#### TASK 1:
Find every row that contains the string "text", matching case exactly, and copy each of those rows in full.

I also asked why they didn't continue to promote their bags with Lite Loft. They told me that the general public's perception of flat bags was that they wouldn't keep them warm. The same comments months later were made to me by the fellow who operates the plastic mannequin, known as Fred, in the testing laboratory. Were all three of these guys at the same meeting and one of them (or someone else) said, "It's the public's perception that the stuff doesn't work." Who knows?
It is obvious that they are misusing the word "perception"--in the sense of an unfounded belief. They don't want to give their customers credit for interpreting and knowing what is true.
When you are cold in a sleeping bag, and you note how flat it is, your consciousness retains that information, and you associate flat bags as not warm bags. Therefore, you choose not to buy a flat bag, or one that you know will go flat very quickly. You are dealing with reality, they are not.
How many of you have given thought to why the manufacturers of supposed high quality sleeping bags change synthetic insulations almost every year? They do so in hope of finding a product that works. Unfortunately, they choose not to think or go into the field and test for themselves the materials available to them.

#### TASK 2:
Rewrite the passage on sleeping bags from "When you are" up to and including "available to them.", replacing "manufacturers" with "makers".

#### EXERCISE INPUT:
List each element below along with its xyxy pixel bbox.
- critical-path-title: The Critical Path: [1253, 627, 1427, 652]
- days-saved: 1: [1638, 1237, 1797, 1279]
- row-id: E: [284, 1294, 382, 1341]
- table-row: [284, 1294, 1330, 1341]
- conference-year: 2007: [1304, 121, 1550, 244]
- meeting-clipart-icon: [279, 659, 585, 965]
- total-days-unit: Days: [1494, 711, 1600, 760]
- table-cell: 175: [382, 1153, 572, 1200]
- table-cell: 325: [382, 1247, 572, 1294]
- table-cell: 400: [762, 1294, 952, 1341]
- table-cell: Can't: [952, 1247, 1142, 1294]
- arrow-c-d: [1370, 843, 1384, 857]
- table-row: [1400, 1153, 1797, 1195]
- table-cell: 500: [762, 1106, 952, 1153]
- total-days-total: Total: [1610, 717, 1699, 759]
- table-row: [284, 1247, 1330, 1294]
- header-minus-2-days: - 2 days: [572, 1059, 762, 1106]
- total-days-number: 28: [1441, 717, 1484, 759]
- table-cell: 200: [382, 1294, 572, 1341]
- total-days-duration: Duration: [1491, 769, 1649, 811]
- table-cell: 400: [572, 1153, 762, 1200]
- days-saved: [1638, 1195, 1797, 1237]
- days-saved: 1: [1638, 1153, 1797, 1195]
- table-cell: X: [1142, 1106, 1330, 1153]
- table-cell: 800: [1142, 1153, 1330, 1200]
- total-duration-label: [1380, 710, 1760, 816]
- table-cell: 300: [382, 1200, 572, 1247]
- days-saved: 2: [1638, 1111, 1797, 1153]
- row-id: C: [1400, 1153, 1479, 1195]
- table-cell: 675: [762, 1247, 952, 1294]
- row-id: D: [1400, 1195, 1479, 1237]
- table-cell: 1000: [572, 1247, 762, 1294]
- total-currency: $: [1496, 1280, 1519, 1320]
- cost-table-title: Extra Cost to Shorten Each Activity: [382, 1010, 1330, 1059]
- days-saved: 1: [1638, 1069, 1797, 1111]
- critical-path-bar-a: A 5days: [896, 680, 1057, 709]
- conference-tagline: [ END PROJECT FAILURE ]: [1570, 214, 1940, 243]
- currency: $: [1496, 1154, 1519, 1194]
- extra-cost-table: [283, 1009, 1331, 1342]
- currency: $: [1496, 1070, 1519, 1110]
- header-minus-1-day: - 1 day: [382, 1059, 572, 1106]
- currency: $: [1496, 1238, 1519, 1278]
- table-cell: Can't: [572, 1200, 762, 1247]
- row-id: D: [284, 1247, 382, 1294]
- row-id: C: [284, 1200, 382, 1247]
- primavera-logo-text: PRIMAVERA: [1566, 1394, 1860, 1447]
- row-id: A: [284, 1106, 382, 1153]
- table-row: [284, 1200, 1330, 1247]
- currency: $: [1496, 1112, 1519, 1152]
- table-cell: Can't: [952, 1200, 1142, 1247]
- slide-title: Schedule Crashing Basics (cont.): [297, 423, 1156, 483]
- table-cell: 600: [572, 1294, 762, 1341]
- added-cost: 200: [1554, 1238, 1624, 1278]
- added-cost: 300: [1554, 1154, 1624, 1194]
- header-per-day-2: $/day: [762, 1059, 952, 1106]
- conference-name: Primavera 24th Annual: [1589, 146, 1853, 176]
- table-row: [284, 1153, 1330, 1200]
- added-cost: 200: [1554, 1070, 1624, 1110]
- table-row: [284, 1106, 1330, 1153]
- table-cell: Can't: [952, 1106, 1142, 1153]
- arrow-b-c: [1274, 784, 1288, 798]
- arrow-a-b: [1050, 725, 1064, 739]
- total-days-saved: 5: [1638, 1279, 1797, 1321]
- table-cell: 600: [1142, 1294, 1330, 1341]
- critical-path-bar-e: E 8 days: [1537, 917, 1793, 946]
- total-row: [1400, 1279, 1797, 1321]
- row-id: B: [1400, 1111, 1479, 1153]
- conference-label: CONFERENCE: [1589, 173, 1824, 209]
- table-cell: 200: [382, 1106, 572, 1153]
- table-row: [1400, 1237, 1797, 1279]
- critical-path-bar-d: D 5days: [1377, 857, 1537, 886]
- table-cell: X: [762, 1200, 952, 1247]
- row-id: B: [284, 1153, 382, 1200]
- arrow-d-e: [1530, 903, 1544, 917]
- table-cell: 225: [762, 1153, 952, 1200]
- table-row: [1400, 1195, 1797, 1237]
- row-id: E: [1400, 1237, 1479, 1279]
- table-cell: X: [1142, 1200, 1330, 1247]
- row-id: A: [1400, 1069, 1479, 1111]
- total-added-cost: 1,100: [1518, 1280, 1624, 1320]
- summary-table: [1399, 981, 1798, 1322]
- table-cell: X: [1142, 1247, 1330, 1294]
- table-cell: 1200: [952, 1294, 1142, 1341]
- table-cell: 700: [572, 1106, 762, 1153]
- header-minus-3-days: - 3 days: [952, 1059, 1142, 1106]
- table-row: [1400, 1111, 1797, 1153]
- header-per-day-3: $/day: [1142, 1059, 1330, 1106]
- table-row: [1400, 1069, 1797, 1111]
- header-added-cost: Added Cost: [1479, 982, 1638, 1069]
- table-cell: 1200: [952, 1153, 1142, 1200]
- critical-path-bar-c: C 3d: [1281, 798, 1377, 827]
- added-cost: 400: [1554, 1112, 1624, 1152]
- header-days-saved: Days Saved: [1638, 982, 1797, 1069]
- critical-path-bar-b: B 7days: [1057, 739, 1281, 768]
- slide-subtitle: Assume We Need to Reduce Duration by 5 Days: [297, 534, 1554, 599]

* * *

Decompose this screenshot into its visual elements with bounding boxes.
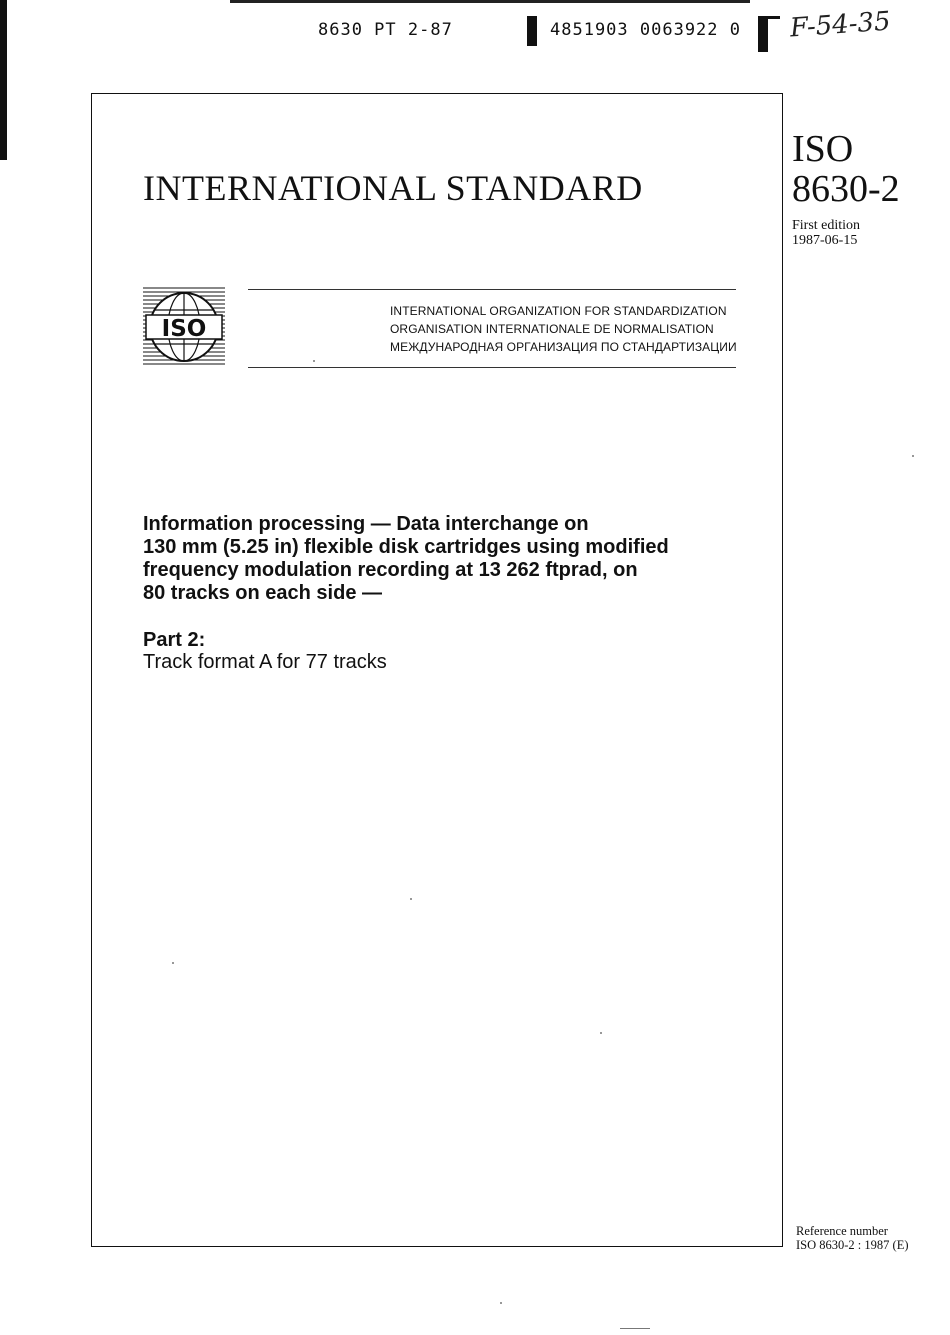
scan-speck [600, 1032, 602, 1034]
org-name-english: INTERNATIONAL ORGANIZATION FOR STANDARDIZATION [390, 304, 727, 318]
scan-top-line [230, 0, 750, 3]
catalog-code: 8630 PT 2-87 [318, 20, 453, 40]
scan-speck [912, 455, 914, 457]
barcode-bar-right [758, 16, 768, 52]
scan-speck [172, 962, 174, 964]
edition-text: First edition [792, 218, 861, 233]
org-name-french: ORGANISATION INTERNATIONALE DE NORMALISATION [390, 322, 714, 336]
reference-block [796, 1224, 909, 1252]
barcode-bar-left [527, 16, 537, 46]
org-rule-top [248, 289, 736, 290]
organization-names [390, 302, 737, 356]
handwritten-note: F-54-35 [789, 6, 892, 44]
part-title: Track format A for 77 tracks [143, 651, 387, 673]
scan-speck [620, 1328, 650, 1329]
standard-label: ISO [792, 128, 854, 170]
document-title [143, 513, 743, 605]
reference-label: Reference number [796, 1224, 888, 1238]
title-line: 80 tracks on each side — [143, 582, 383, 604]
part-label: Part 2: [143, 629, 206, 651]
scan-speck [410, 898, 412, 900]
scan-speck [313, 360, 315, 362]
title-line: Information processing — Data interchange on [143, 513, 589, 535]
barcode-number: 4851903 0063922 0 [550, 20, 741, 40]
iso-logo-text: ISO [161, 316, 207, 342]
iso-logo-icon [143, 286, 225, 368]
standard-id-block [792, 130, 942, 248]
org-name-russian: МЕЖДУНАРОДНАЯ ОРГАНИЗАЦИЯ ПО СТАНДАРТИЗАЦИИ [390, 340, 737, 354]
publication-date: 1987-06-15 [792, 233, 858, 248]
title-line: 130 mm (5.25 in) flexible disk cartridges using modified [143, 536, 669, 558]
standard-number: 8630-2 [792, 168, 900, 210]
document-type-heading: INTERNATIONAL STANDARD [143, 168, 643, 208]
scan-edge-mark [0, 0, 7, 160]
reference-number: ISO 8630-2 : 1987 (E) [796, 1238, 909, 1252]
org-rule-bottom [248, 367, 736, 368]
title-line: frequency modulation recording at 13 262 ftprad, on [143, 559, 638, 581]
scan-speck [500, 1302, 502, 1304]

#### COMPLETE ANSWER 1:
- primavera-logo-text: PRIMAVERA: [1566, 1394, 1860, 1447]
edition-text: First edition [792, 218, 861, 233]
iso-logo-text: ISO [161, 316, 207, 342]

#### COMPLETE ANSWER 2:
When you are cold in a sleeping bag, and you note how flat it is, your consciousness retains that information, and you associate flat bags as not warm bags. Therefore, you choose not to buy a flat bag, or one that you know will go flat very quickly. You are dealing with reality, they are not.
How many of you have given thought to why the makers of supposed high quality sleeping bags change synthetic insulations almost every year? They do so in hope of finding a product that works. Unfortunately, they choose not to think or go into the field and test for themselves the materials available to them.